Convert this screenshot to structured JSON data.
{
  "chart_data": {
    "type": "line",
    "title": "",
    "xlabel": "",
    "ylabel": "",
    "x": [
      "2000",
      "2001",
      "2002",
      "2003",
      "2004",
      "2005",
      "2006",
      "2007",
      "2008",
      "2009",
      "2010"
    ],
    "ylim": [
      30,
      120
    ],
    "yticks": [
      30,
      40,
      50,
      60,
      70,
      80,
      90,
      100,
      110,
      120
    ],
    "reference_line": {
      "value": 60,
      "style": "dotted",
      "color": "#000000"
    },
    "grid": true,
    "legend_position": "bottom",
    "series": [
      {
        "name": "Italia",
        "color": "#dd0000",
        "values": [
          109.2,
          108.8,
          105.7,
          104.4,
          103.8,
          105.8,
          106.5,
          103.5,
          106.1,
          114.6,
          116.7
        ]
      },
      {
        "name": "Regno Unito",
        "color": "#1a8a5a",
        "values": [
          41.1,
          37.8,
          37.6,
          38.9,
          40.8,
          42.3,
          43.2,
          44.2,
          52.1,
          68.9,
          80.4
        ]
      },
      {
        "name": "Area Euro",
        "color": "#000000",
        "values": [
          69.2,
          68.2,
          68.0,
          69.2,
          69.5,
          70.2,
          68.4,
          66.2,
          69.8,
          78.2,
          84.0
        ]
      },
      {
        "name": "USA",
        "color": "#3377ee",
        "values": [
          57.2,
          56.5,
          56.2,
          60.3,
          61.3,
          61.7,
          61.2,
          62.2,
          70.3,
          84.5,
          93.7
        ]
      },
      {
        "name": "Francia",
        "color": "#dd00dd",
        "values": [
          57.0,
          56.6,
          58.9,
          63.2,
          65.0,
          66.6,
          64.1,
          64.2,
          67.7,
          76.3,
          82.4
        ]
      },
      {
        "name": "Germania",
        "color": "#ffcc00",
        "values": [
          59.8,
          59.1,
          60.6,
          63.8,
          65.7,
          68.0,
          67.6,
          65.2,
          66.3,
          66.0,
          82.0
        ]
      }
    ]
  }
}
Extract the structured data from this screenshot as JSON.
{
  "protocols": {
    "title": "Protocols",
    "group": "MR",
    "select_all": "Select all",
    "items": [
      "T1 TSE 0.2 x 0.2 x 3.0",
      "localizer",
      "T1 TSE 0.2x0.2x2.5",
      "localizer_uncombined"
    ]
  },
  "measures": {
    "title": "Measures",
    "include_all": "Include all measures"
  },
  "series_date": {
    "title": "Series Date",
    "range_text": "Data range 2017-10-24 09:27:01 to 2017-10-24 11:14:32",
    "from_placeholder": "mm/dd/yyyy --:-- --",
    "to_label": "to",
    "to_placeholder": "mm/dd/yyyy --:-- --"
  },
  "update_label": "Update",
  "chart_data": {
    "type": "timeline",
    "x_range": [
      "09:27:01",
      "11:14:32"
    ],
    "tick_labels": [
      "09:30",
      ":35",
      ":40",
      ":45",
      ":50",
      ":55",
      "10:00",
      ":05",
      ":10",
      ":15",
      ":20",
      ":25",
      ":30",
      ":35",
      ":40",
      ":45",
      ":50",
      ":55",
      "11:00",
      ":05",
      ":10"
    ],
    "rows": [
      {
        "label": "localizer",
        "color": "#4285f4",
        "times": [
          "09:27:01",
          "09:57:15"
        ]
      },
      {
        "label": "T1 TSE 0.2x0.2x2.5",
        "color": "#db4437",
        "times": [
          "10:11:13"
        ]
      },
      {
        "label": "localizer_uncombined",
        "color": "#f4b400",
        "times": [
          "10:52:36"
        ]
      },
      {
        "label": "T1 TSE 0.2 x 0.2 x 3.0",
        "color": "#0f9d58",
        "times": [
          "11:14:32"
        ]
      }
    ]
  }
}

···

All the entries above need to be reproduced exactly.

Convert this screenshot to structured JSON data.
{
  "chart_data": {
    "type": "line",
    "title": "",
    "xlabel": "",
    "ylabel": "",
    "x": [
      "2000",
      "2001",
      "2002",
      "2003",
      "2004",
      "2005",
      "2006",
      "2007",
      "2008",
      "2009",
      "2010"
    ],
    "ylim": [
      30,
      120
    ],
    "yticks": [
      30,
      40,
      50,
      60,
      70,
      80,
      90,
      100,
      110,
      120
    ],
    "reference_line": {
      "value": 60,
      "style": "dotted",
      "color": "#000000"
    },
    "grid": true,
    "legend_position": "bottom",
    "series": [
      {
        "name": "Italia",
        "color": "#dd0000",
        "values": [
          109.2,
          108.8,
          105.7,
          104.4,
          103.8,
          105.8,
          106.5,
          103.5,
          106.1,
          114.6,
          116.7
        ]
      },
      {
        "name": "Regno Unito",
        "color": "#1a8a5a",
        "values": [
          41.1,
          37.8,
          37.6,
          38.9,
          40.8,
          42.3,
          43.2,
          44.2,
          52.1,
          68.9,
          80.4
        ]
      },
      {
        "name": "Area Euro",
        "color": "#000000",
        "values": [
          69.2,
          68.2,
          68.0,
          69.2,
          69.5,
          70.2,
          68.4,
          66.2,
          69.8,
          78.2,
          84.0
        ]
      },
      {
        "name": "USA",
        "color": "#3377ee",
        "values": [
          57.2,
          56.5,
          56.2,
          60.3,
          61.3,
          61.7,
          61.2,
          62.2,
          70.3,
          84.5,
          93.7
        ]
      },
      {
        "name": "Francia",
        "color": "#dd00dd",
        "values": [
          57.0,
          56.6,
          58.9,
          63.2,
          65.0,
          66.6,
          64.1,
          64.2,
          67.7,
          76.3,
          82.4
        ]
      },
      {
        "name": "Germania",
        "color": "#ffcc00",
        "values": [
          59.8,
          59.1,
          60.6,
          63.8,
          65.7,
          68.0,
          67.6,
          65.2,
          66.3,
          66.0,
          82.0
        ]
      }
    ]
  }
}
Extract the structured data from this screenshot as JSON.
{
  "protocols": {
    "title": "Protocols",
    "group": "MR",
    "select_all": "Select all",
    "items": [
      "T1 TSE 0.2 x 0.2 x 3.0",
      "localizer",
      "T1 TSE 0.2x0.2x2.5",
      "localizer_uncombined"
    ]
  },
  "measures": {
    "title": "Measures",
    "include_all": "Include all measures"
  },
  "series_date": {
    "title": "Series Date",
    "range_text": "Data range 2017-10-24 09:27:01 to 2017-10-24 11:14:32",
    "from_placeholder": "mm/dd/yyyy --:-- --",
    "to_label": "to",
    "to_placeholder": "mm/dd/yyyy --:-- --"
  },
  "update_label": "Update",
  "chart_data": {
    "type": "timeline",
    "x_range": [
      "09:27:01",
      "11:14:32"
    ],
    "tick_labels": [
      "09:30",
      ":35",
      ":40",
      ":45",
      ":50",
      ":55",
      "10:00",
      ":05",
      ":10",
      ":15",
      ":20",
      ":25",
      ":30",
      ":35",
      ":40",
      ":45",
      ":50",
      ":55",
      "11:00",
      ":05",
      ":10"
    ],
    "rows": [
      {
        "label": "localizer",
        "color": "#4285f4",
        "times": [
          "09:27:01",
          "09:57:15"
        ]
      },
      {
        "label": "T1 TSE 0.2x0.2x2.5",
        "color": "#db4437",
        "times": [
          "10:11:13"
        ]
      },
      {
        "label": "localizer_uncombined",
        "color": "#f4b400",
        "times": [
          "10:52:36"
        ]
      },
      {
        "label": "T1 TSE 0.2 x 0.2 x 3.0",
        "color": "#0f9d58",
        "times": [
          "11:14:32"
        ]
      }
    ]
  }
}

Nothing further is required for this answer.